## Begin Given data
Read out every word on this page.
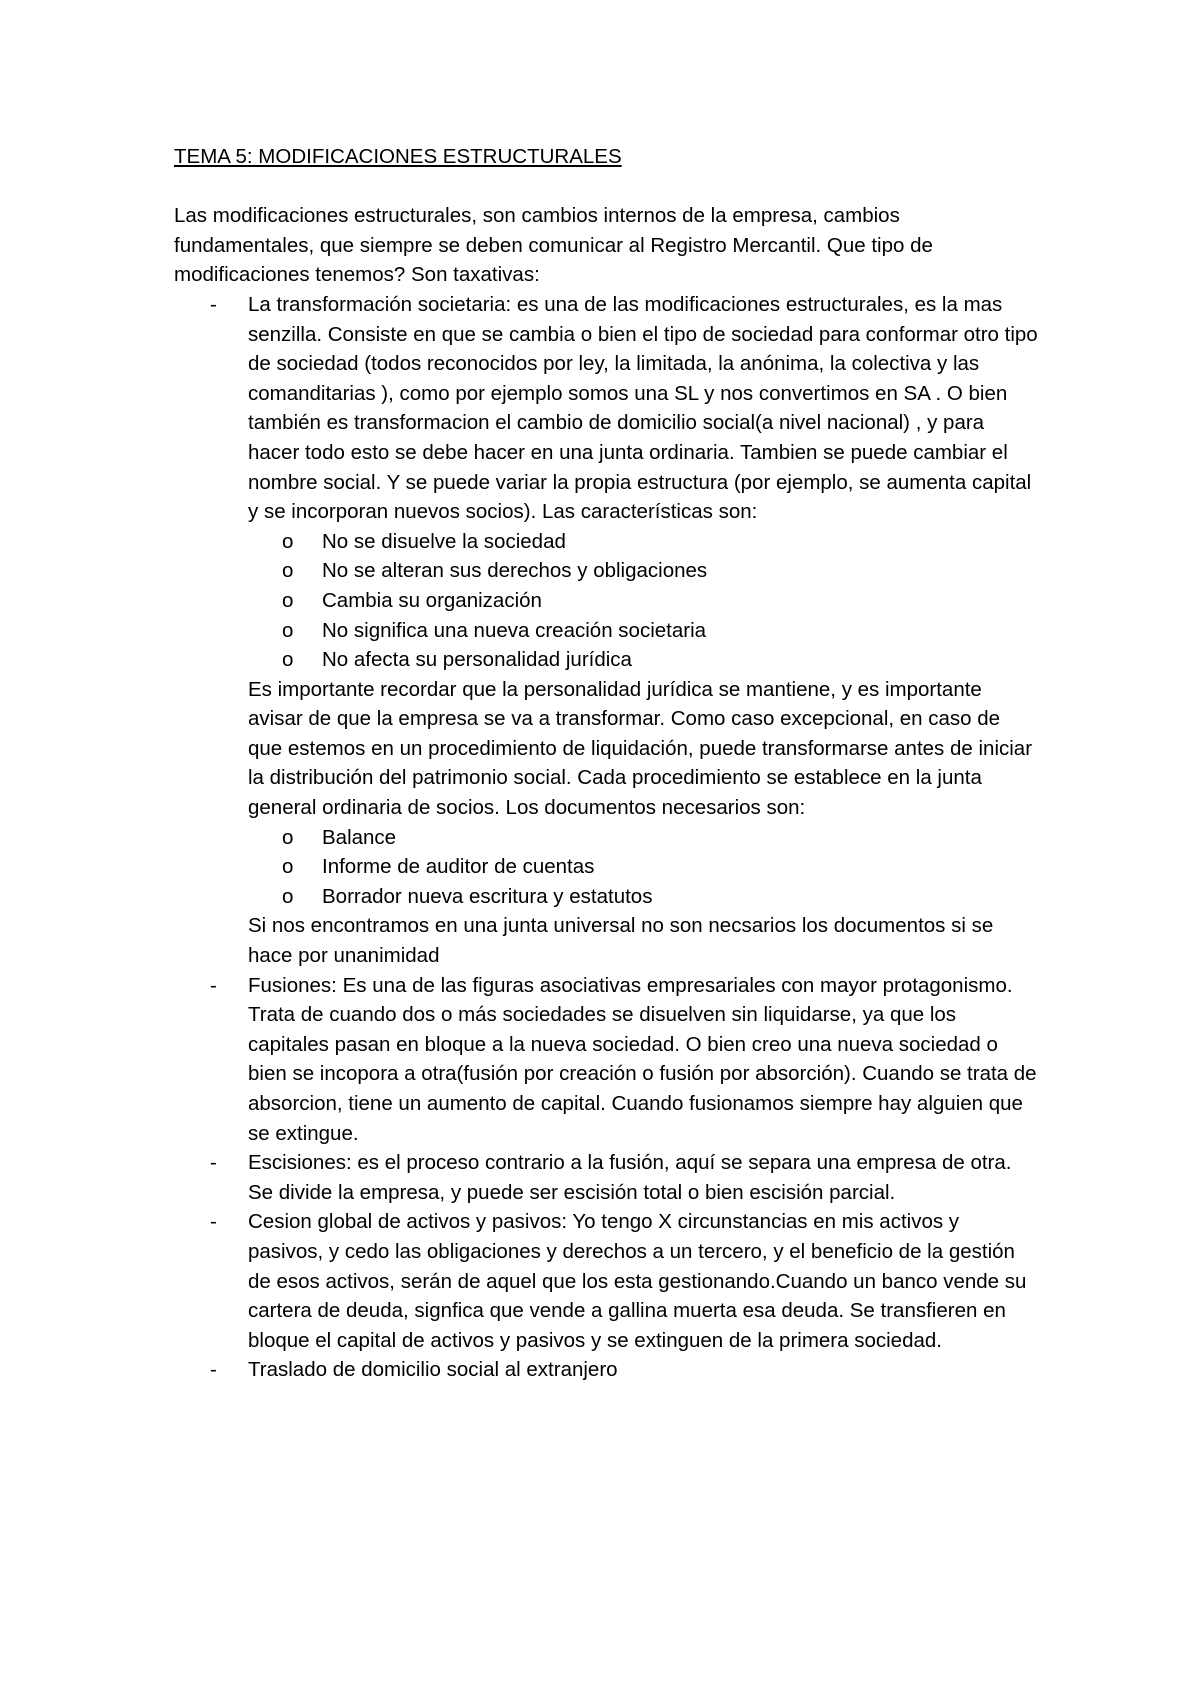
TEMA 5: MODIFICACIONES ESTRUCTURALES

Las modificaciones estructurales, son cambios internos de la empresa, cambios fundamentales, que siempre se deben comunicar al Registro Mercantil. Que tipo de modificaciones tenemos? Son taxativas:

- La transformación societaria: es una de las modificaciones estructurales, es la mas senzilla. Consiste en que se cambia o bien el tipo de sociedad para conformar otro tipo de sociedad (todos reconocidos por ley, la limitada, la anónima, la colectiva y las comanditarias ), como por ejemplo somos una SL y nos convertimos en SA . O bien también es transformacion el cambio de domicilio social(a nivel nacional) , y para hacer todo esto se debe hacer en una junta ordinaria. Tambien se puede cambiar el nombre social. Y se puede variar la propia estructura (por ejemplo, se aumenta capital y se incorporan nuevos socios). Las características son:

o No se disuelve la sociedad
o No se alteran sus derechos y obligaciones
o Cambia su organización
o No significa una nueva creación societaria
o No afecta su personalidad jurídica

Es importante recordar que la personalidad jurídica se mantiene, y es importante avisar de que la empresa se va a transformar. Como caso excepcional, en caso de que estemos en un procedimiento de liquidación, puede transformarse antes de iniciar la distribución del patrimonio social. Cada procedimiento se establece en la junta general ordinaria de socios. Los documentos necesarios son:

o Balance
o Informe de auditor de cuentas
o Borrador nueva escritura y estatutos

Si nos encontramos en una junta universal no son necsarios los documentos si se hace por unanimidad

- Fusiones: Es una de las figuras asociativas empresariales con mayor protagonismo. Trata de cuando dos o más sociedades se disuelven sin liquidarse, ya que los capitales pasan en bloque a la nueva sociedad. O bien creo una nueva sociedad o bien se incopora a otra(fusión por creación o fusión por absorción). Cuando se trata de absorcion, tiene un aumento de capital. Cuando fusionamos siempre hay alguien que se extingue.

- Escisiones: es el proceso contrario a la fusión, aquí se separa una empresa de otra. Se divide la empresa, y puede ser escisión total o bien escisión parcial.

- Cesion global de activos y pasivos: Yo tengo X circunstancias en mis activos y pasivos, y cedo las obligaciones y derechos a un tercero, y el beneficio de la gestión de esos activos, serán de aquel que los esta gestionando.Cuando un banco vende su cartera de deuda, signfica que vende a gallina muerta esa deuda. Se transfieren en bloque el capital de activos y pasivos y se extinguen de la primera sociedad.

- Traslado de domicilio social al extranjero
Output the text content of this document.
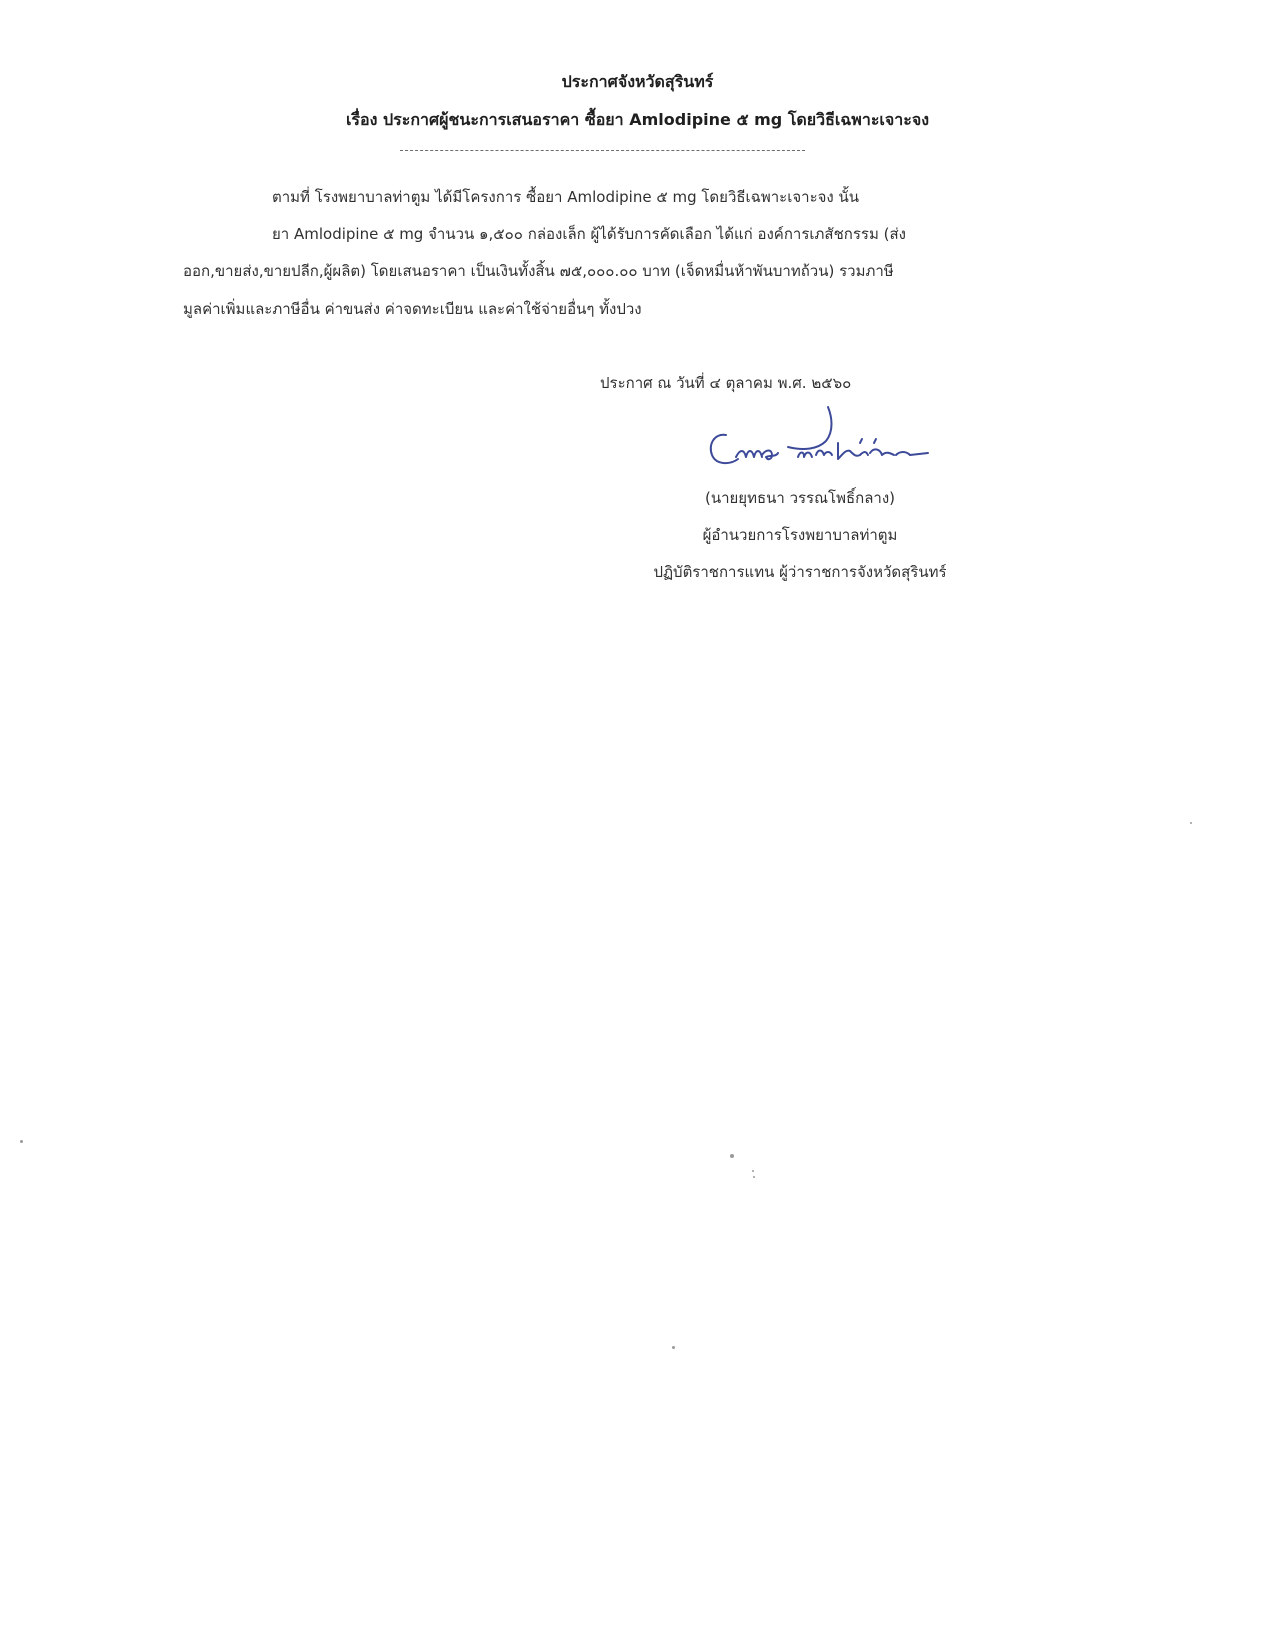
ประกาศจังหวัดสุรินทร์
เรื่อง ประกาศผู้ชนะการเสนอราคา ซื้อยา Amlodipine ๕ mg โดยวิธีเฉพาะเจาะจง
ตามที่ โรงพยาบาลท่าตูม ได้มีโครงการ ซื้อยา Amlodipine ๕ mg โดยวิธีเฉพาะเจาะจง นั้น
ยา Amlodipine ๕ mg จำนวน ๑,๕๐๐ กล่องเล็ก ผู้ได้รับการคัดเลือก ได้แก่ องค์การเภสัชกรรม (ส่ง
ออก,ขายส่ง,ขายปลีก,ผู้ผลิต) โดยเสนอราคา เป็นเงินทั้งสิ้น ๗๕,๐๐๐.๐๐ บาท (เจ็ดหมื่นห้าพันบาทถ้วน) รวมภาษี
มูลค่าเพิ่มและภาษีอื่น ค่าขนส่ง ค่าจดทะเบียน และค่าใช้จ่ายอื่นๆ ทั้งปวง
ประกาศ ณ วันที่ ๔ ตุลาคม พ.ศ. ๒๕๖๐
(นายยุทธนา วรรณโพธิ์กลาง)
ผู้อำนวยการโรงพยาบาลท่าตูม
ปฏิบัติราชการแทน ผู้ว่าราชการจังหวัดสุรินทร์
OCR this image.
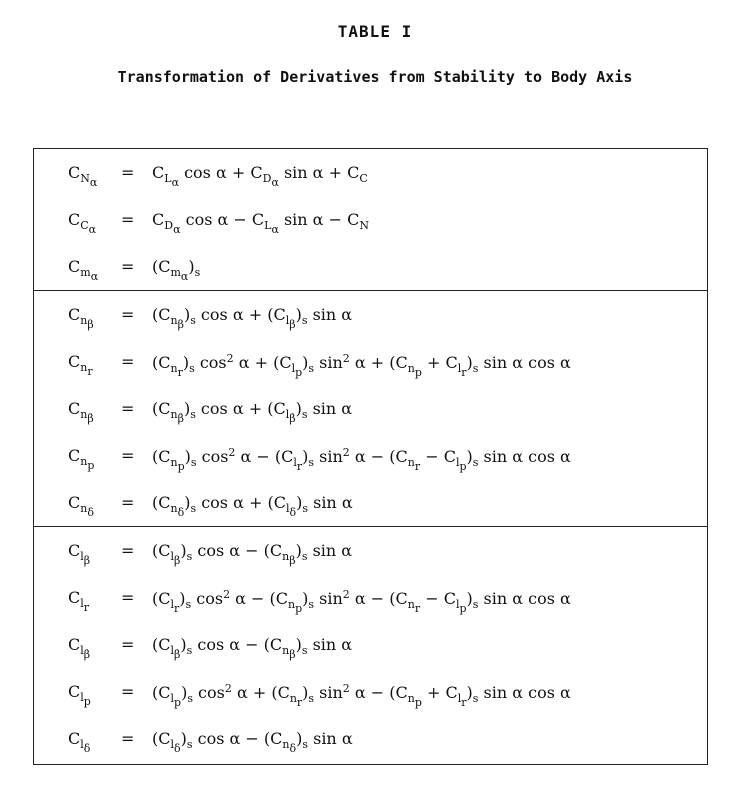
TABLE I
Transformation of Derivatives from Stability to Body Axis
$C_{N_\alpha}$
= $C_{L_\alpha}$ $\cos \alpha + C_{D_\alpha}$ $\sin \alpha + C_C$
$C_{C_\alpha}$
= $C_{D_\alpha}$ $\cos \alpha - C_{L_\alpha}$ $\sin \alpha - C_N$
$C_{m_\alpha}$
= $(C_{m_\alpha})_s$
$C_{n_\beta}$
= $(C_{n_\beta})_s$ $\cos \alpha + (C_{l_\beta})_s$ sin α
$C_{n_r}$
= $(C_{n_r})_s$ $\cos^2 \alpha + (C_{l_p})_s$ $\sin^2 \alpha + (C_{n_p} + C_{l_r})_s$ sin α cos α
$C_{n_{\betȧ}}$
= $(C_{n_{\betȧ}})_s$ $\cos \alpha + (C_{l_{\betȧ}})_s$ sin α
$C_{n_p}$
= $(C_{n_p})_s$ $\cos^2 \alpha - (C_{l_r})_s$ $\sin^2 \alpha - (C_{n_r} - C_{l_p})_s$ sin α cos α
$C_{n_\delta}$
= $(C_{n_\delta})_s$ $\cos \alpha + (C_{l_\delta})_s$ sin α
$C_{l_\beta}$
= $(C_{l_\beta})_s$ $\cos \alpha - (C_{n_\beta})_s$ sin α
$C_{l_r}$
= $(C_{l_r})_s$ $\cos^2 \alpha - (C_{n_p})_s$ $\sin^2 \alpha - (C_{n_r} - C_{l_p})_s$ sin α cos α
$C_{l_{\betȧ}}$
= $(C_{l_{\betȧ}})_s$ $\cos \alpha - (C_{n_\beta})_s$ sin α
$C_{l_p}$
= $(C_{l_p})_s$ $\cos^2 \alpha + (C_{n_r})_s$ $\sin^2 \alpha - (C_{n_p} + C_{l_r})_s$ sin α cos α
$C_{l_\delta}$
= $(C_{l_\delta})_s$ $\cos \alpha - (C_{n_\delta})_s$ sin α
## End Given data
## [Goal]
Each entry should be repeated exactly as it appears; the pictures stay out.

## [Full answer]
Read out every word on this page.
TEMA 5: MODIFICACIONES ESTRUCTURALES

Las modificaciones estructurales, son cambios internos de la empresa, cambios fundamentales, que siempre se deben comunicar al Registro Mercantil. Que tipo de modificaciones tenemos? Son taxativas:

- La transformación societaria: es una de las modificaciones estructurales, es la mas senzilla. Consiste en que se cambia o bien el tipo de sociedad para conformar otro tipo de sociedad (todos reconocidos por ley, la limitada, la anónima, la colectiva y las comanditarias ), como por ejemplo somos una SL y nos convertimos en SA . O bien también es transformacion el cambio de domicilio social(a nivel nacional) , y para hacer todo esto se debe hacer en una junta ordinaria. Tambien se puede cambiar el nombre social. Y se puede variar la propia estructura (por ejemplo, se aumenta capital y se incorporan nuevos socios). Las características son:

o No se disuelve la sociedad
o No se alteran sus derechos y obligaciones
o Cambia su organización
o No significa una nueva creación societaria
o No afecta su personalidad jurídica

Es importante recordar que la personalidad jurídica se mantiene, y es importante avisar de que la empresa se va a transformar. Como caso excepcional, en caso de que estemos en un procedimiento de liquidación, puede transformarse antes de iniciar la distribución del patrimonio social. Cada procedimiento se establece en la junta general ordinaria de socios. Los documentos necesarios son:

o Balance
o Informe de auditor de cuentas
o Borrador nueva escritura y estatutos

Si nos encontramos en una junta universal no son necsarios los documentos si se hace por unanimidad

- Fusiones: Es una de las figuras asociativas empresariales con mayor protagonismo. Trata de cuando dos o más sociedades se disuelven sin liquidarse, ya que los capitales pasan en bloque a la nueva sociedad. O bien creo una nueva sociedad o bien se incopora a otra(fusión por creación o fusión por absorción). Cuando se trata de absorcion, tiene un aumento de capital. Cuando fusionamos siempre hay alguien que se extingue.

- Escisiones: es el proceso contrario a la fusión, aquí se separa una empresa de otra. Se divide la empresa, y puede ser escisión total o bien escisión parcial.

- Cesion global de activos y pasivos: Yo tengo X circunstancias en mis activos y pasivos, y cedo las obligaciones y derechos a un tercero, y el beneficio de la gestión de esos activos, serán de aquel que los esta gestionando.Cuando un banco vende su cartera de deuda, signfica que vende a gallina muerta esa deuda. Se transfieren en bloque el capital de activos y pasivos y se extinguen de la primera sociedad.

- Traslado de domicilio social al extranjero
Output the text content of this document.
ประกาศจังหวัดสุรินทร์
เรื่อง ประกาศผู้ชนะการเสนอราคา ซื้อยา Amlodipine ๕ mg โดยวิธีเฉพาะเจาะจง
ตามที่ โรงพยาบาลท่าตูม ได้มีโครงการ ซื้อยา Amlodipine ๕ mg โดยวิธีเฉพาะเจาะจง นั้น
ยา Amlodipine ๕ mg จำนวน ๑,๕๐๐ กล่องเล็ก ผู้ได้รับการคัดเลือก ได้แก่ องค์การเภสัชกรรม (ส่ง
ออก,ขายส่ง,ขายปลีก,ผู้ผลิต) โดยเสนอราคา เป็นเงินทั้งสิ้น ๗๕,๐๐๐.๐๐ บาท (เจ็ดหมื่นห้าพันบาทถ้วน) รวมภาษี
มูลค่าเพิ่มและภาษีอื่น ค่าขนส่ง ค่าจดทะเบียน และค่าใช้จ่ายอื่นๆ ทั้งปวง
ประกาศ ณ วันที่ ๔ ตุลาคม พ.ศ. ๒๕๖๐
(นายยุทธนา วรรณโพธิ์กลาง)
ผู้อำนวยการโรงพยาบาลท่าตูม
ปฏิบัติราชการแทน ผู้ว่าราชการจังหวัดสุรินทร์
OCR this image.
TABLE I
Transformation of Derivatives from Stability to Body Axis
$C_{N_\alpha}$
= $C_{L_\alpha}$ $\cos \alpha + C_{D_\alpha}$ $\sin \alpha + C_C$
$C_{C_\alpha}$
= $C_{D_\alpha}$ $\cos \alpha - C_{L_\alpha}$ $\sin \alpha - C_N$
$C_{m_\alpha}$
= $(C_{m_\alpha})_s$
$C_{n_\beta}$
= $(C_{n_\beta})_s$ $\cos \alpha + (C_{l_\beta})_s$ sin α
$C_{n_r}$
= $(C_{n_r})_s$ $\cos^2 \alpha + (C_{l_p})_s$ $\sin^2 \alpha + (C_{n_p} + C_{l_r})_s$ sin α cos α
$C_{n_{\betȧ}}$
= $(C_{n_{\betȧ}})_s$ $\cos \alpha + (C_{l_{\betȧ}})_s$ sin α
$C_{n_p}$
= $(C_{n_p})_s$ $\cos^2 \alpha - (C_{l_r})_s$ $\sin^2 \alpha - (C_{n_r} - C_{l_p})_s$ sin α cos α
$C_{n_\delta}$
= $(C_{n_\delta})_s$ $\cos \alpha + (C_{l_\delta})_s$ sin α
$C_{l_\beta}$
= $(C_{l_\beta})_s$ $\cos \alpha - (C_{n_\beta})_s$ sin α
$C_{l_r}$
= $(C_{l_r})_s$ $\cos^2 \alpha - (C_{n_p})_s$ $\sin^2 \alpha - (C_{n_r} - C_{l_p})_s$ sin α cos α
$C_{l_{\betȧ}}$
= $(C_{l_{\betȧ}})_s$ $\cos \alpha - (C_{n_\beta})_s$ sin α
$C_{l_p}$
= $(C_{l_p})_s$ $\cos^2 \alpha + (C_{n_r})_s$ $\sin^2 \alpha - (C_{n_p} + C_{l_r})_s$ sin α cos α
$C_{l_\delta}$
= $(C_{l_\delta})_s$ $\cos \alpha - (C_{n_\delta})_s$ sin α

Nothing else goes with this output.